- _Given exercise_:
Repeat the records below exactly, leaving out every picture.

--

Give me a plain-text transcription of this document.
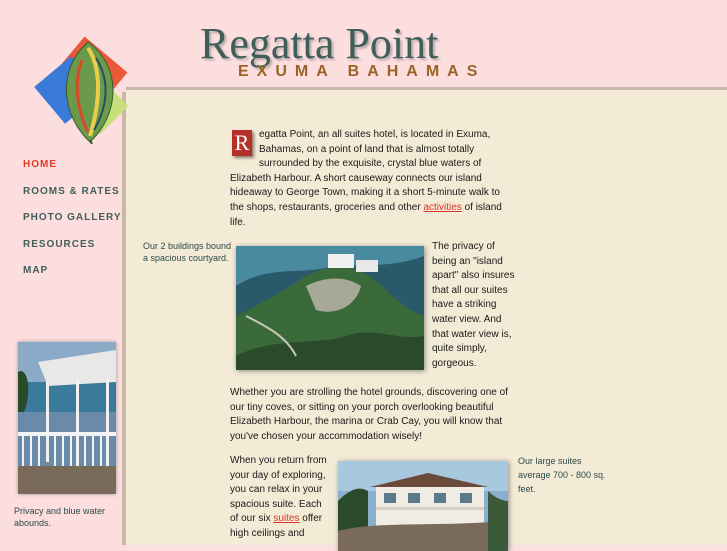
Regatta Point
EXUMA BAHAMAS
HOME
ROOMS & RATES
PHOTO GALLERY
RESOURCES
MAP
Privacy and blue water abounds.
R egatta Point, an all suites hotel, is located in Exuma, Bahamas, on a point of land that is almost totally surrounded by the exquisite, crystal blue waters of Elizabeth Harbour. A short causeway connects our island hideaway to George Town, making it a short 5-minute walk to the shops, restaurants, groceries and other activities of island life.
Our 2 buildings bound a spacious courtyard.
The privacy of being an "island apart" also insures that all our suites have a striking water view. And that water view is, quite simply, gorgeous.
Whether you are strolling the hotel grounds, discovering one of our tiny coves, or sitting on your porch overlooking beautiful Elizabeth Harbour, the marina or Crab Cay, you will know that you've chosen your accommodation wisely!
When you return from your day of exploring, you can relax in your spacious suite. Each of our six suites offer high ceilings and
Our large suites average 700 - 800 sq. feet.
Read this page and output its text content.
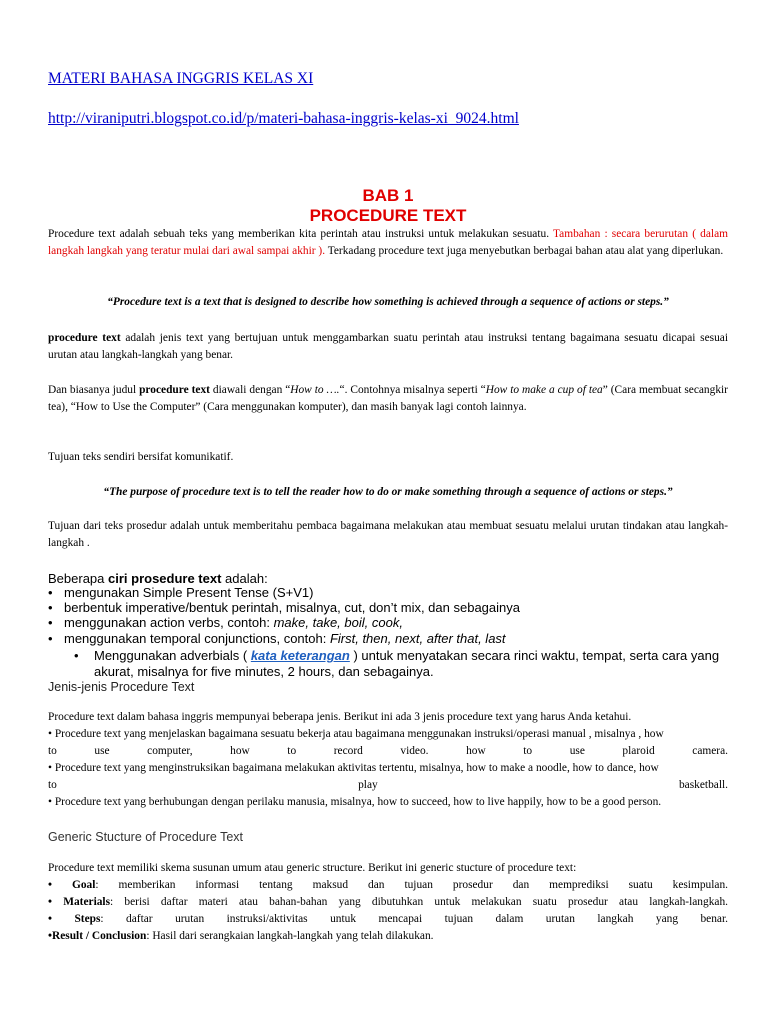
MATERI BAHASA INGGRIS KELAS XI
http://viraniputri.blogspot.co.id/p/materi-bahasa-inggris-kelas-xi_9024.html
BAB 1
PROCEDURE TEXT
Procedure text adalah sebuah teks yang memberikan kita perintah atau instruksi untuk melakukan sesuatu. Tambahan : secara berurutan ( dalam langkah langkah yang teratur mulai dari awal sampai akhir ). Terkadang procedure text juga menyebutkan berbagai bahan atau alat yang diperlukan.
“Procedure text is a text that is designed to describe how something is achieved through a sequence of actions or steps.”
procedure text adalah jenis text yang bertujuan untuk menggambarkan suatu perintah atau instruksi tentang bagaimana sesuatu dicapai sesuai urutan atau langkah-langkah yang benar.
Dan biasanya judul procedure text diawali dengan “How to ….“. Contohnya misalnya seperti “How to make a cup of tea” (Cara membuat secangkir tea), “How to Use the Computer” (Cara menggunakan komputer), dan masih banyak lagi contoh lainnya.
Tujuan teks sendiri bersifat komunikatif.
“The purpose of procedure text is to tell the reader how to do or make something through a sequence of actions or steps.”
Tujuan dari teks prosedur adalah untuk memberitahu pembaca bagaimana melakukan atau membuat sesuatu melalui urutan tindakan atau langkah-langkah .
Beberapa ciri prosedure text adalah:
• mengunakan Simple Present Tense (S+V1)
• berbentuk imperative/bentuk perintah, misalnya, cut, don’t mix, dan sebagainya
• menggunakan action verbs, contoh: make, take, boil, cook,
• menggunakan temporal conjunctions, contoh: First, then, next, after that, last
•	Menggunakan adverbials ( kata keterangan ) untuk menyatakan secara rinci waktu, tempat, serta cara yang akurat, misalnya for five minutes, 2 hours, dan sebagainya.
Jenis-jenis Procedure Text
Procedure text dalam bahasa inggris mempunyai beberapa jenis. Berikut ini ada 3 jenis procedure text yang harus Anda ketahui.
• Procedure text yang menjelaskan bagaimana sesuatu bekerja atau bagaimana menggunakan instruksi/operasi manual , misalnya , how
to use computer, how to record video. how to use plaroid camera.
• Procedure text yang menginstruksikan bagaimana melakukan aktivitas tertentu, misalnya, how to make a noodle, how to dance, how
to play basketball.
• Procedure text yang berhubungan dengan perilaku manusia, misalnya, how to succeed, how to live happily, how to be a good person.
Generic Stucture of Procedure Text
Procedure text memiliki skema susunan umum atau generic structure. Berikut ini generic stucture of procedure text:
• Goal: memberikan informasi tentang maksud dan tujuan prosedur dan memprediksi suatu kesimpulan.
• Materials: berisi daftar materi atau bahan-bahan yang dibutuhkan untuk melakukan suatu prosedur atau langkah-langkah.
• Steps: daftar urutan instruksi/aktivitas untuk mencapai tujuan dalam urutan langkah yang benar.
•Result / Conclusion: Hasil dari serangkaian langkah-langkah yang telah dilakukan.
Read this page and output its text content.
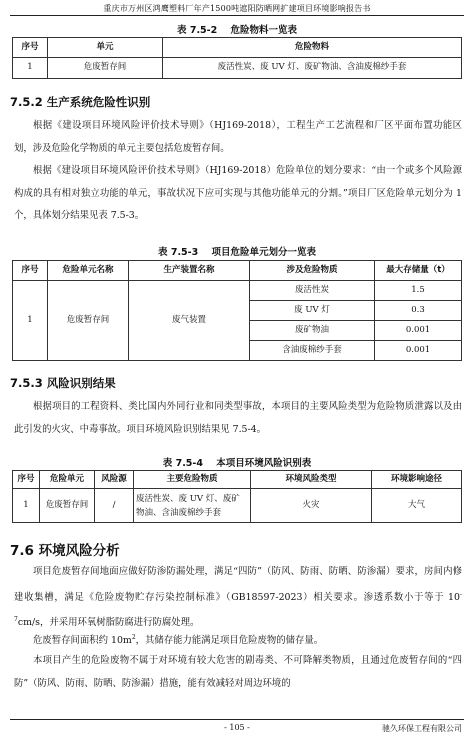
重庆市万州区鸿鹰塑料厂年产1500吨遮阳防晒网扩建项目环境影响报告书
表 7.5-2    危险物料一览表
序号	单元	危险物料
1	危废暂存间	废活性炭、废 UV 灯、废矿物油、含油废棉纱手套
7.5.2 生产系统危险性识别
根据《建设项目环境风险评价技术导则》（HJ169-2018），工程生产工艺流程和厂区平面布置功能区划，涉及危险化学物质的单元主要包括危废暂存间。
根据《建设项目环境风险评价技术导则》（HJ169-2018）危险单位的划分要求：“由一个或多个风险源构成的具有相对独立功能的单元，事故状况下应可实现与其他功能单元的分割。”项目厂区危险单元划分为 1 个，具体划分结果见表 7.5-3。
表 7.5-3    项目危险单元划分一览表
序号	危险单元名称	生产装置名称	涉及危险物质	最大存储量（t）
1	危废暂存间	废气装置	废活性炭	1.5
			废 UV 灯	0.3
			废矿物油	0.001
			含油废棉纱手套	0.001
7.5.3 风险识别结果
根据项目的工程资料、类比国内外同行业和同类型事故，本项目的主要风险类型为危险物质泄露以及由此引发的火灾、中毒事故。项目环境风险识别结果见 7.5-4。
表 7.5-4    本项目环境风险识别表
序号	危险单元	风险源	主要危险物质	环境风险类型	环境影响途径
1	危废暂存间	/	废活性炭、废 UV 灯、废矿物油、含油废棉纱手套	火灾	大气
7.6 环境风险分析
项目危废暂存间地面应做好防渗防漏处理，满足“四防”（防风、防雨、防晒、防渗漏）要求，房间内修建收集槽，满足《危险废物贮存污染控制标准》（GB18597-2023）相关要求。渗透系数小于等于 $10^{-7}cm/s$，并采用环氧树脂防腐进行防腐处理。
危废暂存间面积约 $10m^2$，其储存能力能满足项目危险废物的储存量。
本项目产生的危险废物不属于对环境有较大危害的剧毒类、不可降解类物质，且通过危废暂存间的“四防”（防风、防雨、防晒、防渗漏）措施，能有效减轻对周边环境的
- 105 -	驰久环保工程有限公司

--

- _Answer below_:
Give me a plain-text transcription of this document.
Regatta Point
EXUMA BAHAMAS
HOME
ROOMS & RATES
PHOTO GALLERY
RESOURCES
MAP
Privacy and blue water abounds.
R egatta Point, an all suites hotel, is located in Exuma, Bahamas, on a point of land that is almost totally surrounded by the exquisite, crystal blue waters of Elizabeth Harbour. A short causeway connects our island hideaway to George Town, making it a short 5-minute walk to the shops, restaurants, groceries and other activities of island life.
Our 2 buildings bound a spacious courtyard.
The privacy of being an "island apart" also insures that all our suites have a striking water view. And that water view is, quite simply, gorgeous.
Whether you are strolling the hotel grounds, discovering one of our tiny coves, or sitting on your porch overlooking beautiful Elizabeth Harbour, the marina or Crab Cay, you will know that you've chosen your accommodation wisely!
When you return from your day of exploring, you can relax in your spacious suite. Each of our six suites offer high ceilings and
Our large suites average 700 - 800 sq. feet.
Read this page and output its text content.
MATERI BAHASA INGGRIS KELAS XI
http://viraniputri.blogspot.co.id/p/materi-bahasa-inggris-kelas-xi_9024.html
BAB 1
PROCEDURE TEXT
Procedure text adalah sebuah teks yang memberikan kita perintah atau instruksi untuk melakukan sesuatu. Tambahan : secara berurutan ( dalam langkah langkah yang teratur mulai dari awal sampai akhir ). Terkadang procedure text juga menyebutkan berbagai bahan atau alat yang diperlukan.
“Procedure text is a text that is designed to describe how something is achieved through a sequence of actions or steps.”
procedure text adalah jenis text yang bertujuan untuk menggambarkan suatu perintah atau instruksi tentang bagaimana sesuatu dicapai sesuai urutan atau langkah-langkah yang benar.
Dan biasanya judul procedure text diawali dengan “How to ….“. Contohnya misalnya seperti “How to make a cup of tea” (Cara membuat secangkir tea), “How to Use the Computer” (Cara menggunakan komputer), dan masih banyak lagi contoh lainnya.
Tujuan teks sendiri bersifat komunikatif.
“The purpose of procedure text is to tell the reader how to do or make something through a sequence of actions or steps.”
Tujuan dari teks prosedur adalah untuk memberitahu pembaca bagaimana melakukan atau membuat sesuatu melalui urutan tindakan atau langkah-langkah .
Beberapa ciri prosedure text adalah:
• mengunakan Simple Present Tense (S+V1)
• berbentuk imperative/bentuk perintah, misalnya, cut, don’t mix, dan sebagainya
• menggunakan action verbs, contoh: make, take, boil, cook,
• menggunakan temporal conjunctions, contoh: First, then, next, after that, last
•	Menggunakan adverbials ( kata keterangan ) untuk menyatakan secara rinci waktu, tempat, serta cara yang akurat, misalnya for five minutes, 2 hours, dan sebagainya.
Jenis-jenis Procedure Text
Procedure text dalam bahasa inggris mempunyai beberapa jenis. Berikut ini ada 3 jenis procedure text yang harus Anda ketahui.
• Procedure text yang menjelaskan bagaimana sesuatu bekerja atau bagaimana menggunakan instruksi/operasi manual , misalnya , how
to use computer, how to record video. how to use plaroid camera.
• Procedure text yang menginstruksikan bagaimana melakukan aktivitas tertentu, misalnya, how to make a noodle, how to dance, how
to play basketball.
• Procedure text yang berhubungan dengan perilaku manusia, misalnya, how to succeed, how to live happily, how to be a good person.
Generic Stucture of Procedure Text
Procedure text memiliki skema susunan umum atau generic structure. Berikut ini generic stucture of procedure text:
• Goal: memberikan informasi tentang maksud dan tujuan prosedur dan memprediksi suatu kesimpulan.
• Materials: berisi daftar materi atau bahan-bahan yang dibutuhkan untuk melakukan suatu prosedur atau langkah-langkah.
• Steps: daftar urutan instruksi/aktivitas untuk mencapai tujuan dalam urutan langkah yang benar.
•Result / Conclusion: Hasil dari serangkaian langkah-langkah yang telah dilakukan.
Read this page and output its text content.
重庆市万州区鸿鹰塑料厂年产1500吨遮阳防晒网扩建项目环境影响报告书
表 7.5-2    危险物料一览表
序号	单元	危险物料
1	危废暂存间	废活性炭、废 UV 灯、废矿物油、含油废棉纱手套
7.5.2 生产系统危险性识别
根据《建设项目环境风险评价技术导则》（HJ169-2018），工程生产工艺流程和厂区平面布置功能区划，涉及危险化学物质的单元主要包括危废暂存间。
根据《建设项目环境风险评价技术导则》（HJ169-2018）危险单位的划分要求：“由一个或多个风险源构成的具有相对独立功能的单元，事故状况下应可实现与其他功能单元的分割。”项目厂区危险单元划分为 1 个，具体划分结果见表 7.5-3。
表 7.5-3    项目危险单元划分一览表
序号	危险单元名称	生产装置名称	涉及危险物质	最大存储量（t）
1	危废暂存间	废气装置	废活性炭	1.5
			废 UV 灯	0.3
			废矿物油	0.001
			含油废棉纱手套	0.001
7.5.3 风险识别结果
根据项目的工程资料、类比国内外同行业和同类型事故，本项目的主要风险类型为危险物质泄露以及由此引发的火灾、中毒事故。项目环境风险识别结果见 7.5-4。
表 7.5-4    本项目环境风险识别表
序号	危险单元	风险源	主要危险物质	环境风险类型	环境影响途径
1	危废暂存间	/	废活性炭、废 UV 灯、废矿物油、含油废棉纱手套	火灾	大气
7.6 环境风险分析
项目危废暂存间地面应做好防渗防漏处理，满足“四防”（防风、防雨、防晒、防渗漏）要求，房间内修建收集槽，满足《危险废物贮存污染控制标准》（GB18597-2023）相关要求。渗透系数小于等于 $10^{-7}cm/s$，并采用环氧树脂防腐进行防腐处理。
危废暂存间面积约 $10m^2$，其储存能力能满足项目危险废物的储存量。
本项目产生的危险废物不属于对环境有较大危害的剧毒类、不可降解类物质，且通过危废暂存间的“四防”（防风、防雨、防晒、防渗漏）措施，能有效减轻对周边环境的
- 105 -	驰久环保工程有限公司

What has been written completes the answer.